Collected data entries
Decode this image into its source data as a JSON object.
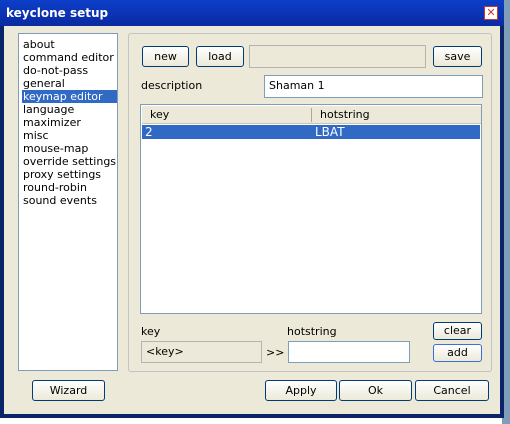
{
  "window": {
    "title": "keyclone setup",
    "close_glyph": "✕"
  },
  "sidebar": {
    "items": [
      {
        "label": "about"
      },
      {
        "label": "command editor"
      },
      {
        "label": "do-not-pass"
      },
      {
        "label": "general"
      },
      {
        "label": "keymap editor",
        "selected": true
      },
      {
        "label": "language"
      },
      {
        "label": "maximizer"
      },
      {
        "label": "misc"
      },
      {
        "label": "mouse-map"
      },
      {
        "label": "override settings"
      },
      {
        "label": "proxy settings"
      },
      {
        "label": "round-robin"
      },
      {
        "label": "sound events"
      }
    ]
  },
  "keymap": {
    "new_label": "new",
    "load_label": "load",
    "file_value": "",
    "save_label": "save",
    "description_label": "description",
    "description_value": "Shaman 1",
    "table": {
      "columns": [
        "key",
        "hotstring"
      ],
      "rows": [
        {
          "key": "2",
          "hotstring": "LBAT"
        }
      ]
    },
    "key_label": "key",
    "hotstring_label": "hotstring",
    "key_value": "<key>",
    "arrow": ">>",
    "hotstring_value": "",
    "clear_label": "clear",
    "add_label": "add"
  },
  "footer": {
    "wizard_label": "Wizard",
    "apply_label": "Apply",
    "ok_label": "Ok",
    "cancel_label": "Cancel"
  },
  "colors": {
    "titlebar": "#0a2aa0",
    "selection": "#316ac5",
    "dialog_bg": "#ece9d8"
  }
}
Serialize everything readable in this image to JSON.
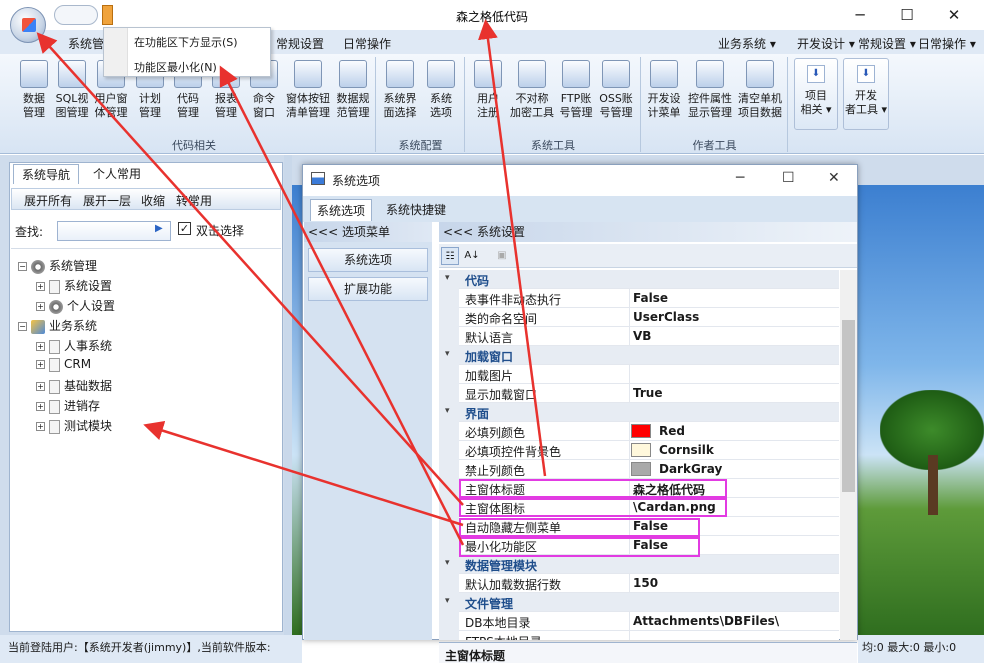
{
  "window": {
    "title": "森之格低代码",
    "minimize": "─",
    "maximize": "☐",
    "close": "✕"
  },
  "popup_menu": [
    "在功能区下方显示(S)",
    "功能区最小化(N)"
  ],
  "ribbon_tabs": [
    "系统管",
    "常规设置",
    "日常操作"
  ],
  "ribbon_right": [
    "业务系统 ▾",
    "开发设计 ▾",
    "常规设置 ▾",
    "日常操作 ▾"
  ],
  "groups": [
    {
      "label": "代码相关",
      "buttons": [
        "数据\n管理",
        "SQL视\n图管理",
        "用户窗\n体管理",
        "计划\n管理",
        "代码\n管理",
        "报表\n管理",
        "命令\n窗口",
        "窗体按钮\n清单管理",
        "数据规\n范管理"
      ]
    },
    {
      "label": "系统配置",
      "buttons": [
        "系统界\n面选择",
        "系统\n选项"
      ]
    },
    {
      "label": "系统工具",
      "buttons": [
        "用户\n注册",
        "不对称\n加密工具",
        "FTP账\n号管理",
        "OSS账\n号管理"
      ]
    },
    {
      "label": "作者工具",
      "buttons": [
        "开发设\n计菜单",
        "控件属性\n显示管理",
        "清空单机\n项目数据"
      ]
    }
  ],
  "big_buttons": [
    "项目\n相关 ▾",
    "开发\n者工具 ▾"
  ],
  "left_tabs": [
    "系统导航",
    "个人常用"
  ],
  "nav_buttons": [
    "展开所有",
    "展开一层",
    "收缩",
    "转常用"
  ],
  "find_label": "查找:",
  "dblclick_label": "双击选择",
  "tree": [
    {
      "label": "系统管理",
      "level": 0,
      "icon": "gear"
    },
    {
      "label": "系统设置",
      "level": 1,
      "icon": "doc"
    },
    {
      "label": "个人设置",
      "level": 1,
      "icon": "gear"
    },
    {
      "label": "业务系统",
      "level": 0,
      "icon": "biz"
    },
    {
      "label": "人事系统",
      "level": 1,
      "icon": "doc"
    },
    {
      "label": "CRM",
      "level": 1,
      "icon": "doc"
    },
    {
      "label": "基础数据",
      "level": 1,
      "icon": "doc"
    },
    {
      "label": "进销存",
      "level": 1,
      "icon": "doc"
    },
    {
      "label": "测试模块",
      "level": 1,
      "icon": "doc"
    }
  ],
  "dialog": {
    "title": "系统选项",
    "tabs": [
      "系统选项",
      "系统快捷键"
    ],
    "menu_header": "<<< 选项菜单",
    "settings_header": "<<< 系统设置",
    "menu_items": [
      "系统选项",
      "扩展功能"
    ],
    "description_title": "主窗体标题"
  },
  "properties": [
    {
      "type": "cat",
      "name": "代码"
    },
    {
      "name": "表事件非动态执行",
      "value": "False"
    },
    {
      "name": "类的命名空间",
      "value": "UserClass"
    },
    {
      "name": "默认语言",
      "value": "VB"
    },
    {
      "type": "cat",
      "name": "加载窗口"
    },
    {
      "name": "加载图片",
      "value": ""
    },
    {
      "name": "显示加载窗口",
      "value": "True"
    },
    {
      "type": "cat",
      "name": "界面"
    },
    {
      "name": "必填列颜色",
      "value": "Red",
      "swatch": "#ff0000"
    },
    {
      "name": "必填项控件背景色",
      "value": "Cornsilk",
      "swatch": "#fff8dc"
    },
    {
      "name": "禁止列颜色",
      "value": "DarkGray",
      "swatch": "#a9a9a9"
    },
    {
      "name": "主窗体标题",
      "value": "森之格低代码"
    },
    {
      "name": "主窗体图标",
      "value": "\\Cardan.png"
    },
    {
      "name": "自动隐藏左侧菜单",
      "value": "False"
    },
    {
      "name": "最小化功能区",
      "value": "False"
    },
    {
      "type": "cat",
      "name": "数据管理模块"
    },
    {
      "name": "默认加载数据行数",
      "value": "150"
    },
    {
      "type": "cat",
      "name": "文件管理"
    },
    {
      "name": "DB本地目录",
      "value": "Attachments\\DBFiles\\"
    },
    {
      "name": "FTPS本地目录",
      "value": ""
    }
  ],
  "status_left": "当前登陆用户:【系统开发者(jimmy)】,当前软件版本:",
  "status_right": "均:0 最大:0 最小:0",
  "highlight_color": "#e23be2",
  "arrow_color": "#e8322e"
}
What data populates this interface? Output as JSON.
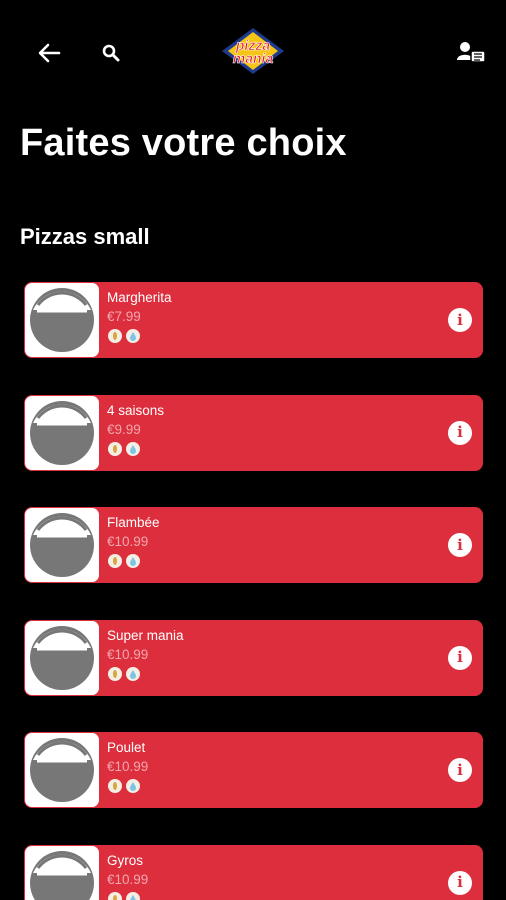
{
  "header": {
    "logo_line1": "pizza",
    "logo_line2": "mania",
    "back_icon": "arrow-left-icon",
    "search_icon": "search-icon",
    "profile_icon": "user-icon"
  },
  "page": {
    "title": "Faites votre choix",
    "section_title": "Pizzas small"
  },
  "colors": {
    "card": "#dc2e3c",
    "background": "#000000",
    "price": "#f2a7ae"
  },
  "products": [
    {
      "name": "Margherita",
      "price": "€7.99"
    },
    {
      "name": "4 saisons",
      "price": "€9.99"
    },
    {
      "name": "Flambée",
      "price": "€10.99"
    },
    {
      "name": "Super mania",
      "price": "€10.99"
    },
    {
      "name": "Poulet",
      "price": "€10.99"
    },
    {
      "name": "Gyros",
      "price": "€10.99"
    }
  ]
}
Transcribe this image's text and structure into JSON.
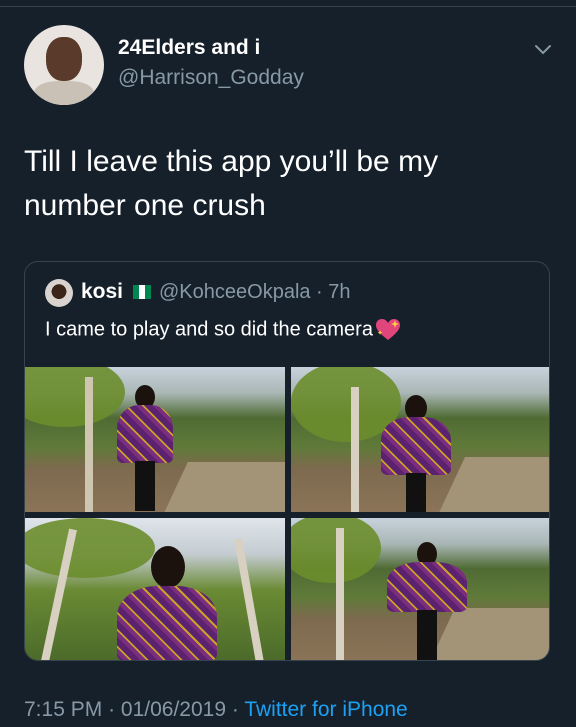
{
  "tweet": {
    "display_name": "24Elders and i",
    "handle": "@Harrison_Godday",
    "text": "Till I leave this app you’ll be my number one crush",
    "time": "7:15 PM",
    "date": "01/06/2019",
    "source": "Twitter for iPhone",
    "separator": "·"
  },
  "quoted": {
    "display_name": "kosi",
    "handle_time": "@KohceeOkpala · 7h",
    "text": "I came to play and so did the camera"
  },
  "icons": {
    "menu": "chevron-down-icon",
    "flag": "nigeria-flag-icon",
    "emoji": "sparkling-heart-icon"
  },
  "colors": {
    "background": "#15202b",
    "secondary_text": "#8899a6",
    "link": "#1da1f2",
    "border": "#38444d"
  }
}
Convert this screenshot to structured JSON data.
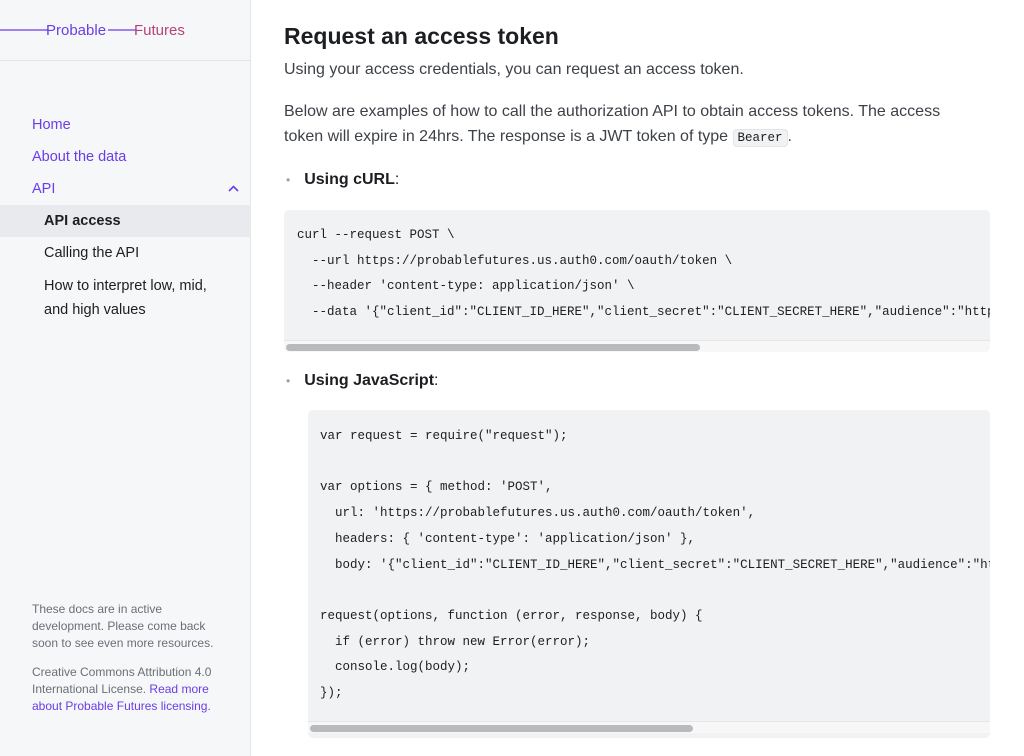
{
  "logo": {
    "word1": "Probable",
    "word2": "Futures"
  },
  "sidebar": {
    "items": [
      {
        "label": "Home"
      },
      {
        "label": "About the data"
      },
      {
        "label": "API"
      }
    ],
    "subitems": [
      {
        "label": "API access"
      },
      {
        "label": "Calling the API"
      },
      {
        "label": "How to interpret low, mid, and high values"
      }
    ],
    "footer": {
      "notice": "These docs are in active development. Please come back soon to see even more resources.",
      "license": "Creative Commons Attribution 4.0 International License.",
      "license_link": "Read more about Probable Futures licensing."
    }
  },
  "main": {
    "title": "Request an access token",
    "lead": "Using your access credentials, you can request an access token.",
    "para_before": "Below are examples of how to call the authorization API to obtain access tokens. The access token will expire in 24hrs. The response is a JWT token of type ",
    "para_code": "Bearer",
    "para_after": ".",
    "curl_heading": "Using cURL",
    "curl_code": "curl --request POST \\\n  --url https://probablefutures.us.auth0.com/oauth/token \\\n  --header 'content-type: application/json' \\\n  --data '{\"client_id\":\"CLIENT_ID_HERE\",\"client_secret\":\"CLIENT_SECRET_HERE\",\"audience\":\"https://graphql.probablefutures.com\",\"grant_type\":\"client_credentials\"}'",
    "js_heading": "Using JavaScript",
    "js_code": "var request = require(\"request\");\n\nvar options = { method: 'POST',\n  url: 'https://probablefutures.us.auth0.com/oauth/token',\n  headers: { 'content-type': 'application/json' },\n  body: '{\"client_id\":\"CLIENT_ID_HERE\",\"client_secret\":\"CLIENT_SECRET_HERE\",\"audience\":\"https://graphql.probablefutures.com\",\"grant_type\":\"client_credentials\"}' };\n\nrequest(options, function (error, response, body) {\n  if (error) throw new Error(error);\n  console.log(body);\n});"
  },
  "colors": {
    "accent": "#6a3de8",
    "logo_accent2": "#c0397a"
  }
}
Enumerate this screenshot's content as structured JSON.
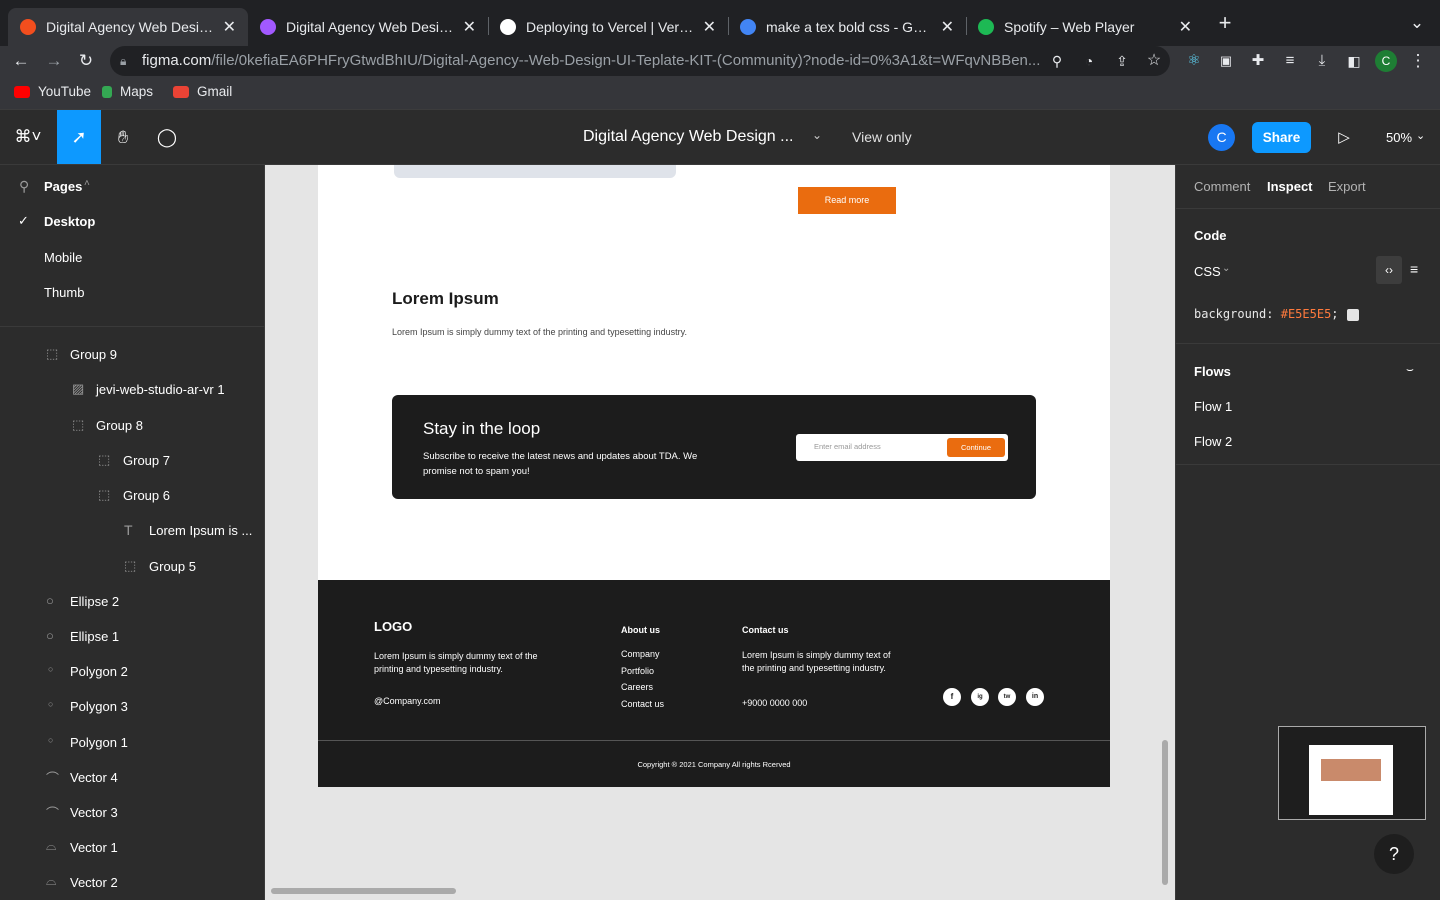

_EXERCISE AIM_: Using the listing above, show every line that includes the string "image".

_ANSWER IN FULL_:
Decode this image into its source data as a JSON object.
Serialize everything readable in this image to JSON.
Transcribe this image's text and structure into JSON.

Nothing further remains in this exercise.